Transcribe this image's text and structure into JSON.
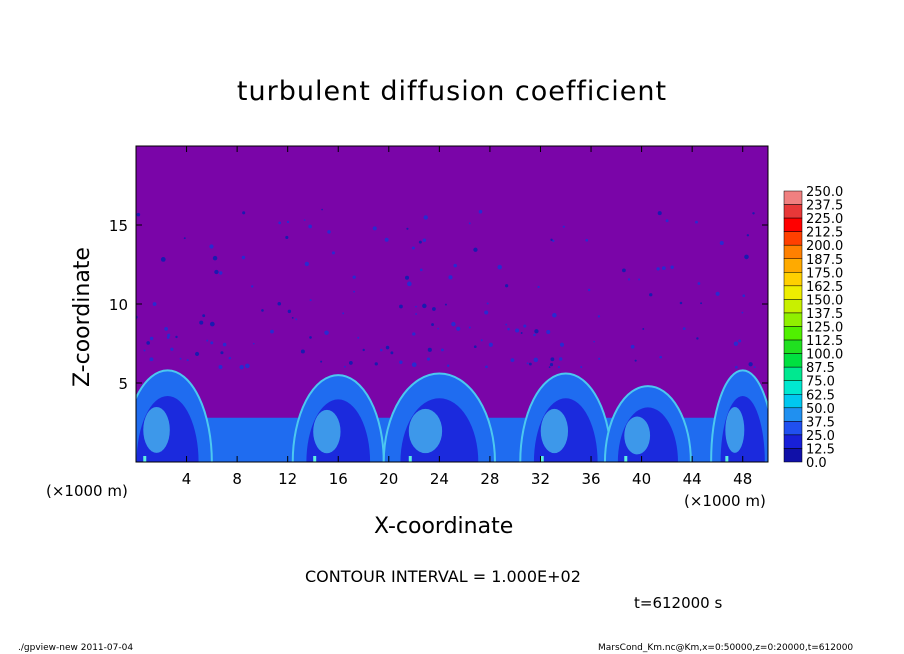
{
  "colors": {
    "background": "#7a05a8",
    "blob_dark": "#1a1ad8",
    "blob_mid": "#1f6cf0",
    "blob_light": "#4cc8f0",
    "blob_cyan": "#5ef0e0"
  },
  "labels": {
    "title": "turbulent diffusion coefficient",
    "xlabel": "X-coordinate",
    "ylabel": "Z-coordinate",
    "x_units_left": "(×1000 m)",
    "x_units_right": "(×1000 m)",
    "contour_interval": "CONTOUR INTERVAL = 1.000E+02",
    "time": "t=612000 s",
    "footer_left": "./gpview-new  2011-07-04",
    "footer_right": "MarsCond_Km.nc@Km,x=0:50000,z=0:20000,t=612000"
  },
  "chart_data": {
    "type": "heatmap",
    "title": "turbulent diffusion coefficient",
    "xlabel": "X-coordinate",
    "ylabel": "Z-coordinate",
    "xlim": [
      0,
      50
    ],
    "ylim": [
      0,
      20
    ],
    "x_ticks": [
      4,
      8,
      12,
      16,
      20,
      24,
      28,
      32,
      36,
      40,
      44,
      48
    ],
    "y_ticks": [
      5,
      10,
      15
    ],
    "x_tick_labels": [
      "4",
      "8",
      "12",
      "16",
      "20",
      "24",
      "28",
      "32",
      "36",
      "40",
      "44",
      "48"
    ],
    "y_tick_labels": [
      "5",
      "10",
      "15"
    ],
    "colorbar_levels": [
      "250.0",
      "237.5",
      "225.0",
      "212.5",
      "200.0",
      "187.5",
      "175.0",
      "162.5",
      "150.0",
      "137.5",
      "125.0",
      "112.5",
      "100.0",
      "87.5",
      "75.0",
      "62.5",
      "50.0",
      "37.5",
      "25.0",
      "12.5",
      "0.0"
    ],
    "colorbar_colors": [
      "#f08080",
      "#e83838",
      "#ff0000",
      "#ff4000",
      "#ff8000",
      "#ffaa00",
      "#ffd000",
      "#eeee00",
      "#c8f000",
      "#90f000",
      "#50f000",
      "#20e020",
      "#00e040",
      "#00e890",
      "#00e8d0",
      "#00c8f0",
      "#2090f0",
      "#2050f0",
      "#1820d8",
      "#1010a8",
      "#7000a0"
    ],
    "boundary_layer": [
      {
        "x_center": 2.5,
        "x_halfwidth": 3.5,
        "top": 5.8
      },
      {
        "x_center": 16,
        "x_halfwidth": 3.6,
        "top": 5.5
      },
      {
        "x_center": 24,
        "x_halfwidth": 4.4,
        "top": 5.6
      },
      {
        "x_center": 34,
        "x_halfwidth": 3.6,
        "top": 5.6
      },
      {
        "x_center": 40.5,
        "x_halfwidth": 3.4,
        "top": 4.8
      },
      {
        "x_center": 48,
        "x_halfwidth": 2.5,
        "top": 5.8
      }
    ],
    "low_layer": {
      "x_start": 0,
      "x_end": 50,
      "top": 2.8
    }
  }
}
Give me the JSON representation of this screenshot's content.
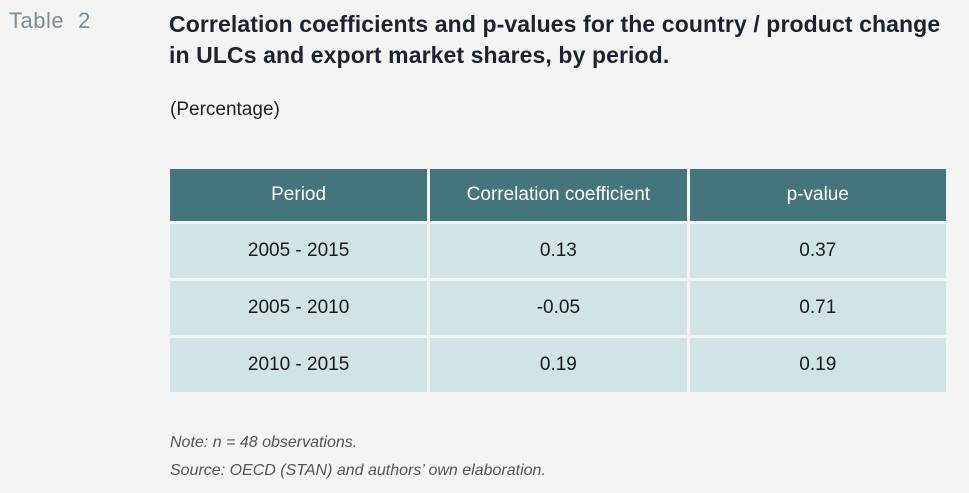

— Work to do —
Reproduce every record above exactly, but leave out the pictures.

— Exercise answer —
Transcribe this image's text and structure into JSON.
{
  "colors": {
    "background": "#7a05a8",
    "blob_dark": "#1a1ad8",
    "blob_mid": "#1f6cf0",
    "blob_light": "#4cc8f0",
    "blob_cyan": "#5ef0e0"
  },
  "labels": {
    "title": "turbulent diffusion coefficient",
    "xlabel": "X-coordinate",
    "ylabel": "Z-coordinate",
    "x_units_left": "(×1000 m)",
    "x_units_right": "(×1000 m)",
    "contour_interval": "CONTOUR INTERVAL = 1.000E+02",
    "time": "t=612000 s",
    "footer_left": "./gpview-new  2011-07-04",
    "footer_right": "MarsCond_Km.nc@Km,x=0:50000,z=0:20000,t=612000"
  },
  "chart_data": {
    "type": "heatmap",
    "title": "turbulent diffusion coefficient",
    "xlabel": "X-coordinate",
    "ylabel": "Z-coordinate",
    "xlim": [
      0,
      50
    ],
    "ylim": [
      0,
      20
    ],
    "x_ticks": [
      4,
      8,
      12,
      16,
      20,
      24,
      28,
      32,
      36,
      40,
      44,
      48
    ],
    "y_ticks": [
      5,
      10,
      15
    ],
    "x_tick_labels": [
      "4",
      "8",
      "12",
      "16",
      "20",
      "24",
      "28",
      "32",
      "36",
      "40",
      "44",
      "48"
    ],
    "y_tick_labels": [
      "5",
      "10",
      "15"
    ],
    "colorbar_levels": [
      "250.0",
      "237.5",
      "225.0",
      "212.5",
      "200.0",
      "187.5",
      "175.0",
      "162.5",
      "150.0",
      "137.5",
      "125.0",
      "112.5",
      "100.0",
      "87.5",
      "75.0",
      "62.5",
      "50.0",
      "37.5",
      "25.0",
      "12.5",
      "0.0"
    ],
    "colorbar_colors": [
      "#f08080",
      "#e83838",
      "#ff0000",
      "#ff4000",
      "#ff8000",
      "#ffaa00",
      "#ffd000",
      "#eeee00",
      "#c8f000",
      "#90f000",
      "#50f000",
      "#20e020",
      "#00e040",
      "#00e890",
      "#00e8d0",
      "#00c8f0",
      "#2090f0",
      "#2050f0",
      "#1820d8",
      "#1010a8",
      "#7000a0"
    ],
    "boundary_layer": [
      {
        "x_center": 2.5,
        "x_halfwidth": 3.5,
        "top": 5.8
      },
      {
        "x_center": 16,
        "x_halfwidth": 3.6,
        "top": 5.5
      },
      {
        "x_center": 24,
        "x_halfwidth": 4.4,
        "top": 5.6
      },
      {
        "x_center": 34,
        "x_halfwidth": 3.6,
        "top": 5.6
      },
      {
        "x_center": 40.5,
        "x_halfwidth": 3.4,
        "top": 4.8
      },
      {
        "x_center": 48,
        "x_halfwidth": 2.5,
        "top": 5.8
      }
    ],
    "low_layer": {
      "x_start": 0,
      "x_end": 50,
      "top": 2.8
    }
  }
}
Give me the JSON representation of this screenshot's content.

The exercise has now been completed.